* _Data in this exercise_:

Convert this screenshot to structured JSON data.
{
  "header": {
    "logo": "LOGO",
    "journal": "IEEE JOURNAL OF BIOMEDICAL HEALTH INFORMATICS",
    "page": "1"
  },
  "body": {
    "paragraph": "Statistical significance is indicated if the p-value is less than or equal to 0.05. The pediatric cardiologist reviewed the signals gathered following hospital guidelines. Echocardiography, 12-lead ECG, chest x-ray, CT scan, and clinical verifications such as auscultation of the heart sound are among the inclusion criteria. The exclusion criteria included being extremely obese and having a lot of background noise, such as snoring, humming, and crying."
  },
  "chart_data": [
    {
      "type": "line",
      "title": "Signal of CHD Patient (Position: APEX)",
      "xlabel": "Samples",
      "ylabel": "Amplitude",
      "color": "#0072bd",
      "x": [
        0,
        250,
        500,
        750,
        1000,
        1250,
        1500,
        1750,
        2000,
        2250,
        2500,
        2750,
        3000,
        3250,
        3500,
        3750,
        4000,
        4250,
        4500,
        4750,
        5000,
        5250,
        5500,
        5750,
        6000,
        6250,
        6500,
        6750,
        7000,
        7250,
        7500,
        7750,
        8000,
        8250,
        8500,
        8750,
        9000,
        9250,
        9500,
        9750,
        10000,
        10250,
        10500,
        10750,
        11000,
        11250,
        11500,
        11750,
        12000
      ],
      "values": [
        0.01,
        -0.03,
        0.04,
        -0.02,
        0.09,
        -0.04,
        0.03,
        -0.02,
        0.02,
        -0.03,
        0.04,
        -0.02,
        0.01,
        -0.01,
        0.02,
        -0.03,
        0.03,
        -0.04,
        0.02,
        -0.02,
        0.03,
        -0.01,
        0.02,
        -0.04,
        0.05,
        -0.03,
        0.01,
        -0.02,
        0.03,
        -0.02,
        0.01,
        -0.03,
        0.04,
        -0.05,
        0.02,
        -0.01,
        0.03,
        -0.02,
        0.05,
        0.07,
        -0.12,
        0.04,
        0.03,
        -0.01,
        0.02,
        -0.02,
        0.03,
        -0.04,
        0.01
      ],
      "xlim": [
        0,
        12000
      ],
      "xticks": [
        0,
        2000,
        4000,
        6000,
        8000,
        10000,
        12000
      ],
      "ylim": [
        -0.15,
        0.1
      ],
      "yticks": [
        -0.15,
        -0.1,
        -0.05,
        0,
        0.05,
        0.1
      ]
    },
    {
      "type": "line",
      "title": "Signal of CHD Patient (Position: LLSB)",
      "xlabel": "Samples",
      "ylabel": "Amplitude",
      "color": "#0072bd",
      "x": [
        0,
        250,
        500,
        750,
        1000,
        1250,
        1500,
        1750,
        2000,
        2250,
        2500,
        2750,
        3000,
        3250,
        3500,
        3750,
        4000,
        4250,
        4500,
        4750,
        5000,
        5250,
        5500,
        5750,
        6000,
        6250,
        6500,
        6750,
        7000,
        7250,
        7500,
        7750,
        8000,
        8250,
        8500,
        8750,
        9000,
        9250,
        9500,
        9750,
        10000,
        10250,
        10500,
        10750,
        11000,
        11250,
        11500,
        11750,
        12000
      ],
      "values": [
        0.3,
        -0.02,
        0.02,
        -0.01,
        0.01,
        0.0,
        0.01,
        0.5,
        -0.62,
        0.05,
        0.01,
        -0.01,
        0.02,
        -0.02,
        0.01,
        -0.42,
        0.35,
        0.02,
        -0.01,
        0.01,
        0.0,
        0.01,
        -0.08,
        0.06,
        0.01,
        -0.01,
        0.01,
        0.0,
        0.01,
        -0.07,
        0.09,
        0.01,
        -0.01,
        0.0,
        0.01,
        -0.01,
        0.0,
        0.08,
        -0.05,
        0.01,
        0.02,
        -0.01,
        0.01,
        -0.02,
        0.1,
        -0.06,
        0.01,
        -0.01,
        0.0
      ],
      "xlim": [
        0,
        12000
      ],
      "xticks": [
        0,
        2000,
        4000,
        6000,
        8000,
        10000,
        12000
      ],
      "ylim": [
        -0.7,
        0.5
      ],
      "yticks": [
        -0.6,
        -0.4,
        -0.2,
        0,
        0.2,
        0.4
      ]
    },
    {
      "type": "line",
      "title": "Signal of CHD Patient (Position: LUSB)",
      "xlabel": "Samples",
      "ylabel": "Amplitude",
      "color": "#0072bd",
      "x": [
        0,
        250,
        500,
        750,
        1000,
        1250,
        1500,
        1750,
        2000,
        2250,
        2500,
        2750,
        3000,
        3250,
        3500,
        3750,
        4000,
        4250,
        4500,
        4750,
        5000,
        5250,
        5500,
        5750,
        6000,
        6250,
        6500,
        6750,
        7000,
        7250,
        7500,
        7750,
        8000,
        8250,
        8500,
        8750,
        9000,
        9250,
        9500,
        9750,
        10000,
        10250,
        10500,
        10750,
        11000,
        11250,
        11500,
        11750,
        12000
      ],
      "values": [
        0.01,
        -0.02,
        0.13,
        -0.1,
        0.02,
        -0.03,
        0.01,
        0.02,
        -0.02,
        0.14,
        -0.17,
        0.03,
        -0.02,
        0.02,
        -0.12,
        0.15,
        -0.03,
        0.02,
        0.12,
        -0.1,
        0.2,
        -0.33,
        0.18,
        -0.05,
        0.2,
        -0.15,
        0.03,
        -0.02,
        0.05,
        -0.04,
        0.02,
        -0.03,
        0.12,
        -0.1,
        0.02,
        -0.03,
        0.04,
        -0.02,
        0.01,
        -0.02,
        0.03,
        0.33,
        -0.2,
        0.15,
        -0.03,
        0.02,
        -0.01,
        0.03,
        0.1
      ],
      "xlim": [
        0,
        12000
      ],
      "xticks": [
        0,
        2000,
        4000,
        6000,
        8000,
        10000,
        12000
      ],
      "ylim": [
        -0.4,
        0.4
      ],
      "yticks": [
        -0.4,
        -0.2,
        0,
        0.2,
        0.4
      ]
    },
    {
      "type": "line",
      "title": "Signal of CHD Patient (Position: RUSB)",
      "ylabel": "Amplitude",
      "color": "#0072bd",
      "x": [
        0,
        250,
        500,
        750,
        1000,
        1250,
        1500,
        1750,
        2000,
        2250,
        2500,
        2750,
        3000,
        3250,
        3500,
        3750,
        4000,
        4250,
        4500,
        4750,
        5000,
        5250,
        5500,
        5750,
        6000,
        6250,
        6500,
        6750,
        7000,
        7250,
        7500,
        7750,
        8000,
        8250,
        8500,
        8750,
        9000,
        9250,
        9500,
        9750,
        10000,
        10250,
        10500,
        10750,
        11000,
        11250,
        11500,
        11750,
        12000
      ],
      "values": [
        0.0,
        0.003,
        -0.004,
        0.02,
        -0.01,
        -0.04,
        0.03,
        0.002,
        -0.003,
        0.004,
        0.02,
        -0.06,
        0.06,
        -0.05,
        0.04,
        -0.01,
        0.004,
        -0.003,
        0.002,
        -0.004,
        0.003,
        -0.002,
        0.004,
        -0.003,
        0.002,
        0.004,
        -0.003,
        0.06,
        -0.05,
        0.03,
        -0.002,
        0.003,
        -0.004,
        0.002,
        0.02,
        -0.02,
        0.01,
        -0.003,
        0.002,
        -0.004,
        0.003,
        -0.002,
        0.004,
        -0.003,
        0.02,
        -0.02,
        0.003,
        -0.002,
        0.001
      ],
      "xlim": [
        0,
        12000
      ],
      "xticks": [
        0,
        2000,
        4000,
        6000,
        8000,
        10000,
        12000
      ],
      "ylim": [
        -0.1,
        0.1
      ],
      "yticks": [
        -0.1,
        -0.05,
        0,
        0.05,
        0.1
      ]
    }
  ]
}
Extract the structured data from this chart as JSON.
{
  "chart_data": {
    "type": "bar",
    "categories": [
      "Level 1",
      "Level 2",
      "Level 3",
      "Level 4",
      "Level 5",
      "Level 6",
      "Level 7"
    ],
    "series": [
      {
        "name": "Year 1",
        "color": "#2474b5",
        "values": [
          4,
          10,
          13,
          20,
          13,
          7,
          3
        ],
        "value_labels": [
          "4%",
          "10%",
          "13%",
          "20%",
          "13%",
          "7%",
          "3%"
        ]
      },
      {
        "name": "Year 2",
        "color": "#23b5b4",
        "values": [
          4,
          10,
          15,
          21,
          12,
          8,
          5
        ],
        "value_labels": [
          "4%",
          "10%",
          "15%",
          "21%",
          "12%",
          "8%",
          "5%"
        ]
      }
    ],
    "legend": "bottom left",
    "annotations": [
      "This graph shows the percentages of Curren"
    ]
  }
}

* _Problem details_:
Copy all lines in the listing above where the string "Position" appears.

* _Solution to the exercise_:
      "title": "Signal of CHD Patient (Position: APEX)",
      "title": "Signal of CHD Patient (Position: LLSB)",
      "title": "Signal of CHD Patient (Position: LUSB)",
      "title": "Signal of CHD Patient (Position: RUSB)",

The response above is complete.